>> BEGIN

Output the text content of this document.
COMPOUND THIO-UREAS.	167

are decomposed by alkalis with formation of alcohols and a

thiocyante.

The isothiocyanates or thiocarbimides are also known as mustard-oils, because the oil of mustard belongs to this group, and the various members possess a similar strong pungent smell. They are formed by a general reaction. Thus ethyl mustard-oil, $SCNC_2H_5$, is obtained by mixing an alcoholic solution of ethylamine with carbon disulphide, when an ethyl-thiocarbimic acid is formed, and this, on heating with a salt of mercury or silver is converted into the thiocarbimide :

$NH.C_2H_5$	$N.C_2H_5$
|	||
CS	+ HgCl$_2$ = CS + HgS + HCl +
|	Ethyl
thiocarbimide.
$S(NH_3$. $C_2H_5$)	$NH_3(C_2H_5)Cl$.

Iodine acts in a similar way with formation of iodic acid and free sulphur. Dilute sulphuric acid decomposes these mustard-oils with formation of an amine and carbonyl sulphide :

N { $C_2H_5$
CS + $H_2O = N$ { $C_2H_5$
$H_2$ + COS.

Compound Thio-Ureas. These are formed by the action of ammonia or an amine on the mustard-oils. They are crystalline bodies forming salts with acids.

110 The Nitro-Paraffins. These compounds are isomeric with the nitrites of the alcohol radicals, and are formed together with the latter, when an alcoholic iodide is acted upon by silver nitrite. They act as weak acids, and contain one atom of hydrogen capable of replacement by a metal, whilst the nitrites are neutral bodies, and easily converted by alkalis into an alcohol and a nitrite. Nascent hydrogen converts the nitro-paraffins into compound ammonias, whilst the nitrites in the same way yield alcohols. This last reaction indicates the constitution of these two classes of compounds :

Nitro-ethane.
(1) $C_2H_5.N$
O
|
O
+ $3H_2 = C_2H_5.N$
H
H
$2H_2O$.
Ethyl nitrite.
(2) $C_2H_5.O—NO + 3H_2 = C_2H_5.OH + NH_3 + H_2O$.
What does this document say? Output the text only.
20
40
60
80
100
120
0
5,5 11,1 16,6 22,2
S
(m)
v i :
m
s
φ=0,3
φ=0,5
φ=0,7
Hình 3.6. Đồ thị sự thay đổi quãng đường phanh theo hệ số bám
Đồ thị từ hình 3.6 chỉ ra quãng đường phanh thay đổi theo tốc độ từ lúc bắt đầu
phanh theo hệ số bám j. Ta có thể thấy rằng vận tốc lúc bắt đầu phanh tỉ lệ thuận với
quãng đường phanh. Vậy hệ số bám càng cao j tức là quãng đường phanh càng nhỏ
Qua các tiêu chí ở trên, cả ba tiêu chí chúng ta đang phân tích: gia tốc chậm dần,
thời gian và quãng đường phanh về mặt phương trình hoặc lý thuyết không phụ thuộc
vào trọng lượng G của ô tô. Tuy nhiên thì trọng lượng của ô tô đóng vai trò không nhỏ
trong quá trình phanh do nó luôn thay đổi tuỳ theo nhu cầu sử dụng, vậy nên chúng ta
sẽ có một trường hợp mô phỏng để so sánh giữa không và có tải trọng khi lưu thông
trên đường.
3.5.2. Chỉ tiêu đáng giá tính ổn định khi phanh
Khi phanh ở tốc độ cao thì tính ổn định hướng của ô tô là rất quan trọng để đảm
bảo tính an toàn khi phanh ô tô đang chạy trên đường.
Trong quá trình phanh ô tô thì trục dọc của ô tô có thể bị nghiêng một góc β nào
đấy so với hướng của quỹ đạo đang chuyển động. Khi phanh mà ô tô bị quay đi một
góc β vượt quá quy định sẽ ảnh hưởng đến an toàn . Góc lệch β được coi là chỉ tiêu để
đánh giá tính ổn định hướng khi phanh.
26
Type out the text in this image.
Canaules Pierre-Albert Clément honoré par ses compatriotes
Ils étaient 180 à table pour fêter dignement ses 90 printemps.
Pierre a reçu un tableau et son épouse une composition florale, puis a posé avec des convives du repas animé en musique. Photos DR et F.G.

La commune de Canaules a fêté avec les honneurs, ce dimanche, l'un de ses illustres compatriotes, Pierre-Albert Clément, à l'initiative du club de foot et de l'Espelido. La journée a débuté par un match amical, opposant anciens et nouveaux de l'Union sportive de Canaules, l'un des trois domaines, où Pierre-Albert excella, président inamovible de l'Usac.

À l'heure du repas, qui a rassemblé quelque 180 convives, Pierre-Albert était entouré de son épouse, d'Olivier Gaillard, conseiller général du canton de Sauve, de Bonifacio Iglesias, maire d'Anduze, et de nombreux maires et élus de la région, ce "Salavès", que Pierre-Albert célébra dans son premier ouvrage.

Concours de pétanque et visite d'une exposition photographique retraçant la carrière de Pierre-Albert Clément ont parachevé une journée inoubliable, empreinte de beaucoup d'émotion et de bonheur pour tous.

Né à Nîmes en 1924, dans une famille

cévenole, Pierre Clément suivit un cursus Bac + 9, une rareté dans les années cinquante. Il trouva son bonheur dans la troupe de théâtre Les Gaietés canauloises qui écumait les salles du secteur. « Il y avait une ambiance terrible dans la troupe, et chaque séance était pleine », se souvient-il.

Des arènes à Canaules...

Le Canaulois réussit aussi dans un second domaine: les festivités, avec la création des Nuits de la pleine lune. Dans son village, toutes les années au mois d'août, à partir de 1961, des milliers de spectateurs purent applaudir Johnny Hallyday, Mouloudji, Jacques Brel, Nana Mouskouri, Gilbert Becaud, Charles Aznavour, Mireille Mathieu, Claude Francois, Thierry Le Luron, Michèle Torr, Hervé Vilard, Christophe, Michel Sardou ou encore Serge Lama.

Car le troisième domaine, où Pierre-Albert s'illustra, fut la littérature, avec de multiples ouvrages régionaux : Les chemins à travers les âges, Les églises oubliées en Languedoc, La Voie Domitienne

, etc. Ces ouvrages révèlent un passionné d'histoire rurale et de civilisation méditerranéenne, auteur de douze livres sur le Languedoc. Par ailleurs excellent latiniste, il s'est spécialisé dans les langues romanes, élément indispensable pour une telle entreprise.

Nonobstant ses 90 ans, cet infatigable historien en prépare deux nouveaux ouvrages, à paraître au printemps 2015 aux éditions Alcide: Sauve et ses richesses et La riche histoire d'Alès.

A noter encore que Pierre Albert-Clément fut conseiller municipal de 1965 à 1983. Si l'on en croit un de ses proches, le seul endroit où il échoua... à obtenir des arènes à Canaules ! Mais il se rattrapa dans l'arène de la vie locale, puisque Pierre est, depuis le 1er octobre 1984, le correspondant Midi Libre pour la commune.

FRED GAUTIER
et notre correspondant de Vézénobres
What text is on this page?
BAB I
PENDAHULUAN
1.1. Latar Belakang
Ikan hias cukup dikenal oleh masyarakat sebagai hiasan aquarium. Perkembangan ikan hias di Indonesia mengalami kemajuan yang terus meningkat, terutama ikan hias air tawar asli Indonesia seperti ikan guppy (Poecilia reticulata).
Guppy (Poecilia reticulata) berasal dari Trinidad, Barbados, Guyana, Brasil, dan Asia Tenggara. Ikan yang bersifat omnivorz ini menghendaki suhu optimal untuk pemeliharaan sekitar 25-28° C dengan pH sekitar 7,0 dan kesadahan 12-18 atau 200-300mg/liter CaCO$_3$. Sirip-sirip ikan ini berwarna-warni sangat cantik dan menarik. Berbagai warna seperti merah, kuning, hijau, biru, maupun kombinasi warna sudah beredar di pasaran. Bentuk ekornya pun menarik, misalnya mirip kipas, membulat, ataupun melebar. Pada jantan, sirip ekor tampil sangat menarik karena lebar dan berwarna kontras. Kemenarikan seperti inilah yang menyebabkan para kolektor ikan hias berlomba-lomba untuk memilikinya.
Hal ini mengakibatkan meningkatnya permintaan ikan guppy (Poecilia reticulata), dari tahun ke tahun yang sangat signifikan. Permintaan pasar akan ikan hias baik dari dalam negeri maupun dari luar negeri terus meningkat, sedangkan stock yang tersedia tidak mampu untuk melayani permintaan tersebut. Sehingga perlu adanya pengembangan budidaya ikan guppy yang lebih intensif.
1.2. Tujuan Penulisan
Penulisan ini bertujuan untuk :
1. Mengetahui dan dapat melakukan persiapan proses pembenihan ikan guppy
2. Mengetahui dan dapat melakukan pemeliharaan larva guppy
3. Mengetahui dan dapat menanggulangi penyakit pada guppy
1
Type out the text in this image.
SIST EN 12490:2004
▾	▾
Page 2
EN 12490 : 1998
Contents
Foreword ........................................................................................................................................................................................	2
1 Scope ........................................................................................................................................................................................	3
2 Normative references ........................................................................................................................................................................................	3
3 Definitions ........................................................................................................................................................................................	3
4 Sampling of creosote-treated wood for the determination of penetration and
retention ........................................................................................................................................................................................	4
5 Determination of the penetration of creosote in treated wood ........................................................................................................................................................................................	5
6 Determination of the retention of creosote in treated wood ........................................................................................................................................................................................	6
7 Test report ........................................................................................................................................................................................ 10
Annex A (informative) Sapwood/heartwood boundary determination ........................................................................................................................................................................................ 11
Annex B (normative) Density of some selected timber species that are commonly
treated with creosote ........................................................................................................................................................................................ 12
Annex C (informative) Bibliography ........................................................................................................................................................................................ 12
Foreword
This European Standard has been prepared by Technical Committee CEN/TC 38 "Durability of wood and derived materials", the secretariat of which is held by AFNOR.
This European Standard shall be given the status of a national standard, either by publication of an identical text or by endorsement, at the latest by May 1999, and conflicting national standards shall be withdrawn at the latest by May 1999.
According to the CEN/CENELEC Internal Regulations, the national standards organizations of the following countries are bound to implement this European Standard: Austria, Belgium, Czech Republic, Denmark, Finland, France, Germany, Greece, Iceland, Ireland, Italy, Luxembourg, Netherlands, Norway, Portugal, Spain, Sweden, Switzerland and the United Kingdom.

>> END

GIVEN PROBLEM
Go through the material line by line. Show each line that contains the string "bodies".

RESPONSE
Compound Thio-Ureas. These are formed by the action of ammonia or an amine on the mustard-oils. They are crystalline bodies forming salts with acids.
110 The Nitro-Paraffins. These compounds are isomeric with the nitrites of the alcohol radicals, and are formed together with the latter, when an alcoholic iodide is acted upon by silver nitrite. They act as weak acids, and contain one atom of hydrogen capable of replacement by a metal, whilst the nitrites are neutral bodies, and easily converted by alkalis into an alcohol and a nitrite. Nascent hydrogen converts the nitro-paraffins into compound ammonias, whilst the nitrites in the same way yield alcohols. This last reaction indicates the constitution of these two classes of compounds :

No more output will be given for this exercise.